**What you have to do**:
Reproduce the records that follow in full, excluding any picture they contain.

───── Given information ─────

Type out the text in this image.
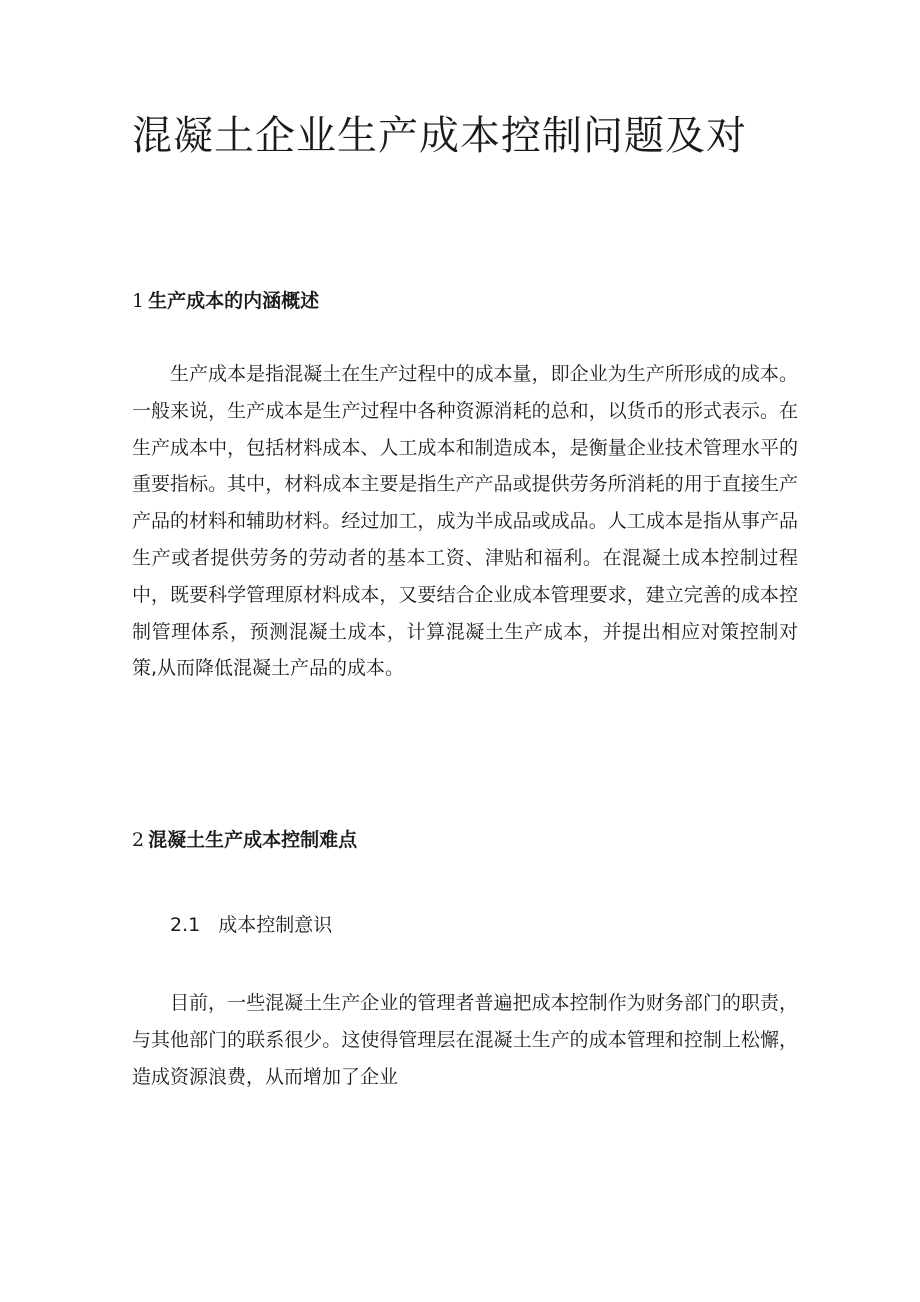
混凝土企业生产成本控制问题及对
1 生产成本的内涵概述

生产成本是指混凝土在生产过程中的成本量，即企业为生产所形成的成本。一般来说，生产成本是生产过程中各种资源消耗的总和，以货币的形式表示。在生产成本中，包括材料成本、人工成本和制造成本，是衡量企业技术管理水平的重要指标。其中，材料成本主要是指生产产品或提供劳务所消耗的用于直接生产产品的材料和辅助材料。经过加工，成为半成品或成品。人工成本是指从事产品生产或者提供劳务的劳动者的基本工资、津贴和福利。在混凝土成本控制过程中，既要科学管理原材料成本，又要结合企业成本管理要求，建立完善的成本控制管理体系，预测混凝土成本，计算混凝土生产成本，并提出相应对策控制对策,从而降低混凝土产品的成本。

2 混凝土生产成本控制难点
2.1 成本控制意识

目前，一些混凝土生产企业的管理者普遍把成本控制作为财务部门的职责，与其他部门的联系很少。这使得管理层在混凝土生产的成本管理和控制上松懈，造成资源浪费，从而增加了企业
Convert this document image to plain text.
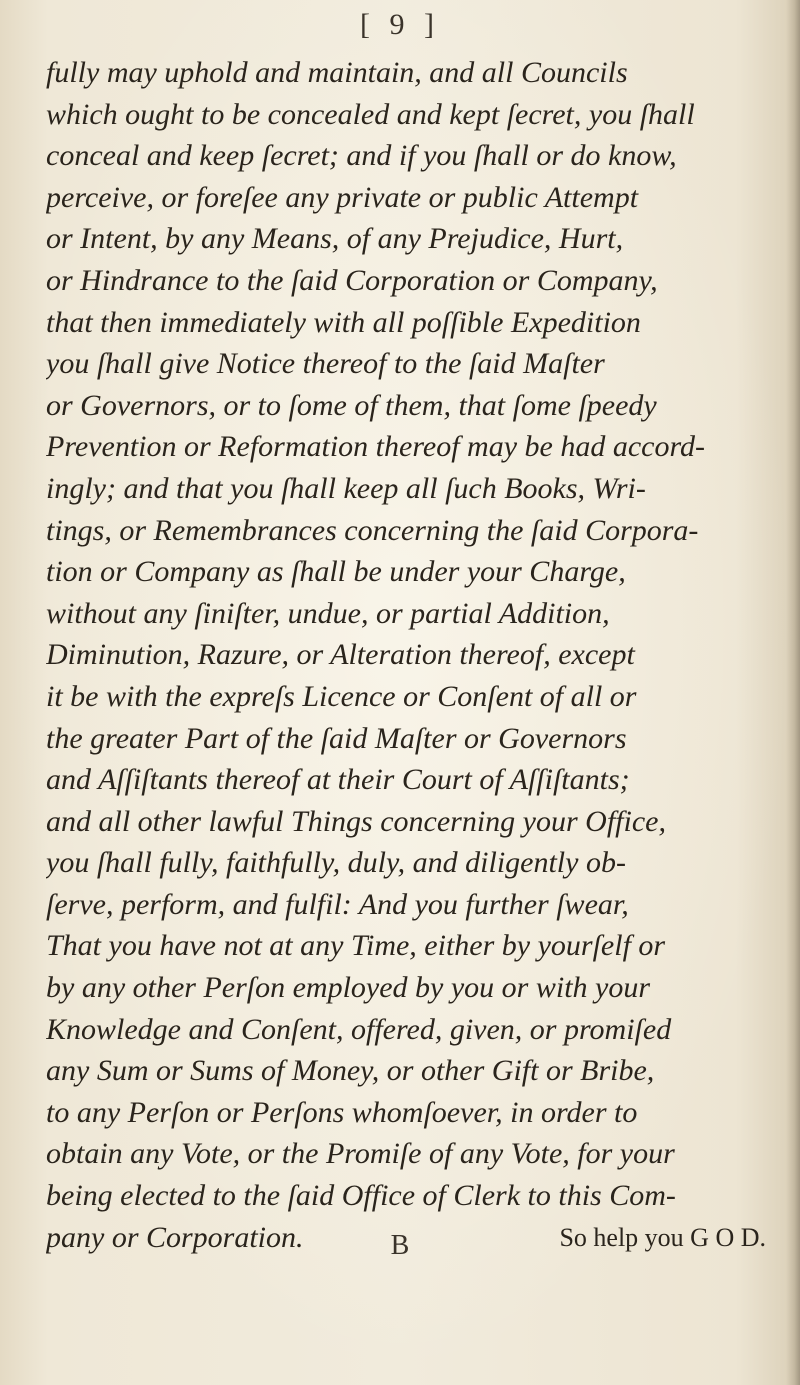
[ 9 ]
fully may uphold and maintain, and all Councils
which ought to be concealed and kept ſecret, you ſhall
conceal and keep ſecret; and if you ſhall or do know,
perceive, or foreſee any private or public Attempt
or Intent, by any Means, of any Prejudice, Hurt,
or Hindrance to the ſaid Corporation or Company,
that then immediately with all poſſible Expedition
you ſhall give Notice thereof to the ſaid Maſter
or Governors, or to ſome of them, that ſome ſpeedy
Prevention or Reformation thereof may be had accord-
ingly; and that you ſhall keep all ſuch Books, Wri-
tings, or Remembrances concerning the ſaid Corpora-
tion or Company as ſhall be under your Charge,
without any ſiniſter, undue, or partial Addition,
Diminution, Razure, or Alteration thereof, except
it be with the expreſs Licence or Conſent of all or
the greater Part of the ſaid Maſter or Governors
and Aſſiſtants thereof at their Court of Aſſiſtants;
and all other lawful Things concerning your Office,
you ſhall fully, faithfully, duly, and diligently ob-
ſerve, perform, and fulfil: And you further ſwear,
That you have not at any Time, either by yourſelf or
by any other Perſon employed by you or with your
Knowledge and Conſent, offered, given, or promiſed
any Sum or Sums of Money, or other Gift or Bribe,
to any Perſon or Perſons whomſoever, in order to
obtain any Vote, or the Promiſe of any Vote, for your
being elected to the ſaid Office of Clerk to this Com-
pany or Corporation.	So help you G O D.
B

─────

**In response**:
Type out the text in this image.
混凝土企业生产成本控制问题及对
1 生产成本的内涵概述

生产成本是指混凝土在生产过程中的成本量，即企业为生产所形成的成本。一般来说，生产成本是生产过程中各种资源消耗的总和，以货币的形式表示。在生产成本中，包括材料成本、人工成本和制造成本，是衡量企业技术管理水平的重要指标。其中，材料成本主要是指生产产品或提供劳务所消耗的用于直接生产产品的材料和辅助材料。经过加工，成为半成品或成品。人工成本是指从事产品生产或者提供劳务的劳动者的基本工资、津贴和福利。在混凝土成本控制过程中，既要科学管理原材料成本，又要结合企业成本管理要求，建立完善的成本控制管理体系，预测混凝土成本，计算混凝土生产成本，并提出相应对策控制对策,从而降低混凝土产品的成本。

2 混凝土生产成本控制难点
2.1 成本控制意识

目前，一些混凝土生产企业的管理者普遍把成本控制作为财务部门的职责，与其他部门的联系很少。这使得管理层在混凝土生产的成本管理和控制上松懈，造成资源浪费，从而增加了企业
Convert this document image to plain text.
[ 9 ]
fully may uphold and maintain, and all Councils
which ought to be concealed and kept ſecret, you ſhall
conceal and keep ſecret; and if you ſhall or do know,
perceive, or foreſee any private or public Attempt
or Intent, by any Means, of any Prejudice, Hurt,
or Hindrance to the ſaid Corporation or Company,
that then immediately with all poſſible Expedition
you ſhall give Notice thereof to the ſaid Maſter
or Governors, or to ſome of them, that ſome ſpeedy
Prevention or Reformation thereof may be had accord-
ingly; and that you ſhall keep all ſuch Books, Wri-
tings, or Remembrances concerning the ſaid Corpora-
tion or Company as ſhall be under your Charge,
without any ſiniſter, undue, or partial Addition,
Diminution, Razure, or Alteration thereof, except
it be with the expreſs Licence or Conſent of all or
the greater Part of the ſaid Maſter or Governors
and Aſſiſtants thereof at their Court of Aſſiſtants;
and all other lawful Things concerning your Office,
you ſhall fully, faithfully, duly, and diligently ob-
ſerve, perform, and fulfil: And you further ſwear,
That you have not at any Time, either by yourſelf or
by any other Perſon employed by you or with your
Knowledge and Conſent, offered, given, or promiſed
any Sum or Sums of Money, or other Gift or Bribe,
to any Perſon or Perſons whomſoever, in order to
obtain any Vote, or the Promiſe of any Vote, for your
being elected to the ſaid Office of Clerk to this Com-
pany or Corporation.	So help you G O D.
B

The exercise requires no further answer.